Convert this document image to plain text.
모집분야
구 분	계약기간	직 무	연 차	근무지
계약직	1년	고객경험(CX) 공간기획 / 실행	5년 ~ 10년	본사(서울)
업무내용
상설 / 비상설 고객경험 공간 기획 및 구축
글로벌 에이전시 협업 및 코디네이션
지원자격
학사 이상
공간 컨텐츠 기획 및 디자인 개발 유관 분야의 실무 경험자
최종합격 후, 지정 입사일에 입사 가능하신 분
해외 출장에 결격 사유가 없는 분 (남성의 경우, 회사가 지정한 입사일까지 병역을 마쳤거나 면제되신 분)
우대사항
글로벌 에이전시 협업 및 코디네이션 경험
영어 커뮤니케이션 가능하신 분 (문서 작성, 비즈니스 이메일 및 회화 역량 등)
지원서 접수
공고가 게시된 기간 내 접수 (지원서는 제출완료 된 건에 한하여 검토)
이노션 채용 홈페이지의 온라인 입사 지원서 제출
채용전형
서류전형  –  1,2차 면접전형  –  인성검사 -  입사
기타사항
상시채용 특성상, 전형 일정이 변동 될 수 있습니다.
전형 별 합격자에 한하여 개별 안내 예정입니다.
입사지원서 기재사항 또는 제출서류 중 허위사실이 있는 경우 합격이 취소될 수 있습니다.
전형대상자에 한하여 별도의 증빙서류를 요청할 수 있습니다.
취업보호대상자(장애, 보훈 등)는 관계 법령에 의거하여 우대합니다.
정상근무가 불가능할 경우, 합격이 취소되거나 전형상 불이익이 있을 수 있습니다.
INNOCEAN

—————

Requirements: Could you transcribe the records in full, exactly?

Written answer:
Convert this document image to plain text.
모집분야
구 분	계약기간	직 무	연 차	근무지
계약직	1년	고객경험(CX) 공간기획 / 실행	5년 ~ 10년	본사(서울)
업무내용
상설 / 비상설 고객경험 공간 기획 및 구축
글로벌 에이전시 협업 및 코디네이션
지원자격
학사 이상
공간 컨텐츠 기획 및 디자인 개발 유관 분야의 실무 경험자
최종합격 후, 지정 입사일에 입사 가능하신 분
해외 출장에 결격 사유가 없는 분 (남성의 경우, 회사가 지정한 입사일까지 병역을 마쳤거나 면제되신 분)
우대사항
글로벌 에이전시 협업 및 코디네이션 경험
영어 커뮤니케이션 가능하신 분 (문서 작성, 비즈니스 이메일 및 회화 역량 등)
지원서 접수
공고가 게시된 기간 내 접수 (지원서는 제출완료 된 건에 한하여 검토)
이노션 채용 홈페이지의 온라인 입사 지원서 제출
채용전형
서류전형  –  1,2차 면접전형  –  인성검사 -  입사
기타사항
상시채용 특성상, 전형 일정이 변동 될 수 있습니다.
전형 별 합격자에 한하여 개별 안내 예정입니다.
입사지원서 기재사항 또는 제출서류 중 허위사실이 있는 경우 합격이 취소될 수 있습니다.
전형대상자에 한하여 별도의 증빙서류를 요청할 수 있습니다.
취업보호대상자(장애, 보훈 등)는 관계 법령에 의거하여 우대합니다.
정상근무가 불가능할 경우, 합격이 취소되거나 전형상 불이익이 있을 수 있습니다.
INNOCEAN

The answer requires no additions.